TASK REQUIREMENTS: Find the word "this" in the listing; pull out each line holding it.

** Start of DATA **

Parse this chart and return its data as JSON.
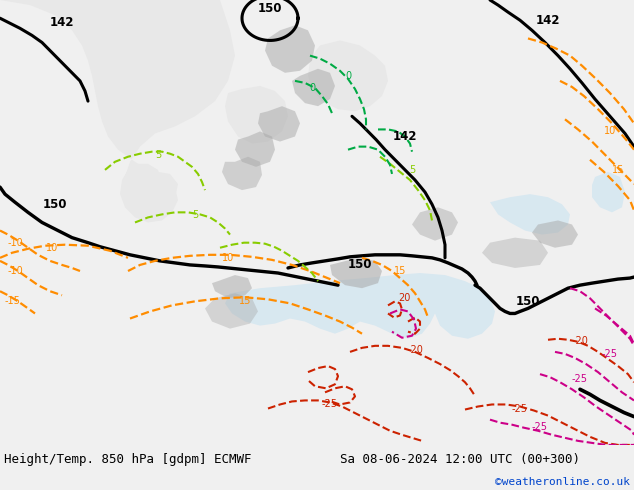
{
  "title_left": "Height/Temp. 850 hPa [gdpm] ECMWF",
  "title_right": "Sa 08-06-2024 12:00 UTC (00+300)",
  "copyright": "©weatheronline.co.uk",
  "fig_width": 6.34,
  "fig_height": 4.9,
  "dpi": 100,
  "bg_color": "#f0f0f0",
  "sea_color": "#e8e8e8",
  "land_green": "#c8f0a0",
  "land_light": "#d8f0b8",
  "gray_terrain": "#a8a8a8",
  "title_fontsize": 9.0,
  "copyright_fontsize": 8.0,
  "copyright_color": "#0044cc",
  "black_lw": 2.2,
  "orange_lw": 1.6,
  "green_lw": 1.5,
  "red_lw": 1.5,
  "magenta_lw": 1.5
}
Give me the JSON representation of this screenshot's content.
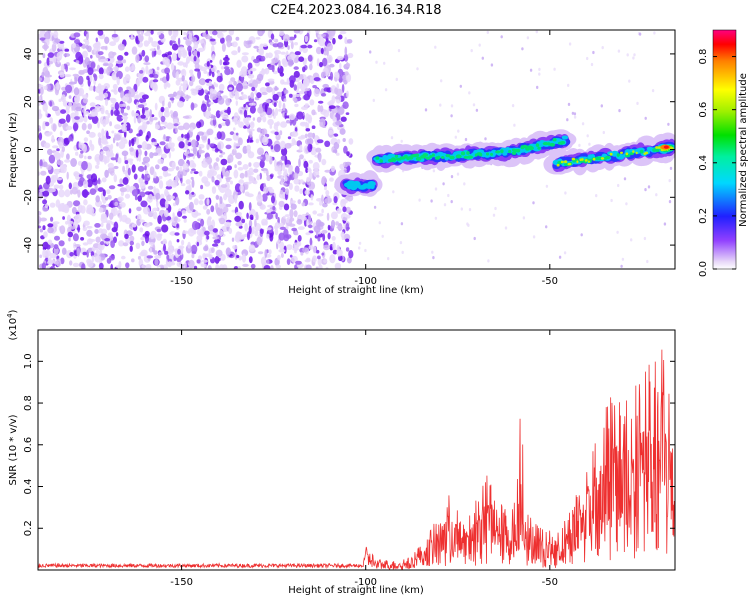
{
  "title": "C2E4.2023.084.16.34.R18",
  "chart_data": [
    {
      "type": "heatmap",
      "xlabel": "Height of straight line (km)",
      "ylabel": "Frequency (Hz)",
      "xlim": [
        -189,
        -16
      ],
      "ylim": [
        -50,
        50
      ],
      "xticks": [
        -150,
        -100,
        -50
      ],
      "yticks": [
        -40,
        -20,
        0,
        20,
        40
      ],
      "colorbar": {
        "label": "Normalized spectral amplitude",
        "range": [
          0.0,
          0.9
        ],
        "ticks": [
          0.0,
          0.2,
          0.4,
          0.6,
          0.8
        ]
      },
      "features": [
        {
          "name": "low-amplitude noise field",
          "x_range": [
            -189,
            -104
          ],
          "y_range": [
            -50,
            50
          ],
          "amplitude": 0.05
        },
        {
          "name": "strong band segment 1",
          "points": [
            [
              -105,
              -15
            ],
            [
              -98,
              -15
            ]
          ],
          "amplitude": 0.35
        },
        {
          "name": "strong band segment 2",
          "points": [
            [
              -97,
              -4
            ],
            [
              -80,
              -3
            ],
            [
              -60,
              -1
            ],
            [
              -46,
              4
            ]
          ],
          "amplitude": 0.45
        },
        {
          "name": "strong band segment 3",
          "points": [
            [
              -48,
              -6
            ],
            [
              -35,
              -3
            ],
            [
              -20,
              0
            ],
            [
              -17,
              1
            ]
          ],
          "amplitude": 0.9
        }
      ]
    },
    {
      "type": "line",
      "xlabel": "Height of straight line (km)",
      "ylabel": "SNR (10 * v/v)",
      "y_multiplier": "(x10^4)",
      "y_multiplier_base": "(x10",
      "y_multiplier_exp": "4",
      "y_multiplier_close": ")",
      "xlim": [
        -189,
        -16
      ],
      "ylim": [
        0,
        11500
      ],
      "xticks": [
        -150,
        -100,
        -50
      ],
      "yticks": [
        0.2,
        0.4,
        0.6,
        0.8,
        1.0
      ],
      "series": [
        {
          "name": "SNR",
          "color": "#ee3030",
          "envelope": [
            [
              -189,
              250
            ],
            [
              -105,
              250
            ],
            [
              -101,
              300
            ],
            [
              -100,
              1200
            ],
            [
              -97,
              500
            ],
            [
              -90,
              500
            ],
            [
              -84,
              1400
            ],
            [
              -80,
              2700
            ],
            [
              -78,
              3800
            ],
            [
              -75,
              3000
            ],
            [
              -72,
              2600
            ],
            [
              -69,
              4200
            ],
            [
              -66,
              4900
            ],
            [
              -62,
              3000
            ],
            [
              -59,
              3400
            ],
            [
              -58,
              8800
            ],
            [
              -56,
              2700
            ],
            [
              -53,
              2200
            ],
            [
              -48,
              1800
            ],
            [
              -45,
              2700
            ],
            [
              -42,
              4200
            ],
            [
              -40,
              5900
            ],
            [
              -36,
              7700
            ],
            [
              -33,
              8800
            ],
            [
              -31,
              9300
            ],
            [
              -28,
              8400
            ],
            [
              -24,
              10300
            ],
            [
              -22,
              9400
            ],
            [
              -20,
              11500
            ],
            [
              -18,
              9000
            ],
            [
              -16,
              9000
            ]
          ]
        }
      ]
    }
  ]
}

** End of DATA **

WRITTEN ANSWER:
Parse this chart and return its data as JSON.
Give me the JSON representation of this screenshot's content.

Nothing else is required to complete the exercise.